All lines in the data bearing the string "text" should be identified and copied.

--- Start of Records for this exercise ---

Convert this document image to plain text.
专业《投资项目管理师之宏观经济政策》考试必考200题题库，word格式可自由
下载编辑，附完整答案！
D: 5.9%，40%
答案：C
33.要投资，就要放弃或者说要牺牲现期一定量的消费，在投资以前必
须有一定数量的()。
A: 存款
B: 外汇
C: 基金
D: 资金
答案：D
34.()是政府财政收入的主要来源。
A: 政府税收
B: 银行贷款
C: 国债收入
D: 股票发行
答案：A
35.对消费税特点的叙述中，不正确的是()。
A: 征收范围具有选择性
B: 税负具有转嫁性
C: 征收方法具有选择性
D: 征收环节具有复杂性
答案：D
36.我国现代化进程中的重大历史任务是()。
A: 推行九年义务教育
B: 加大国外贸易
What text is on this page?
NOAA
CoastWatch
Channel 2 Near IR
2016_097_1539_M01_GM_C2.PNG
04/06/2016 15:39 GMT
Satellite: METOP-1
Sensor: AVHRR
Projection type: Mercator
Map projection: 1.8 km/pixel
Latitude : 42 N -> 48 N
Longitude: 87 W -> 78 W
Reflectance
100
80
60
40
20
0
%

--- End of Records for this exercise ---

Exercise output:
Convert this document image to plain text.
What text is on this page?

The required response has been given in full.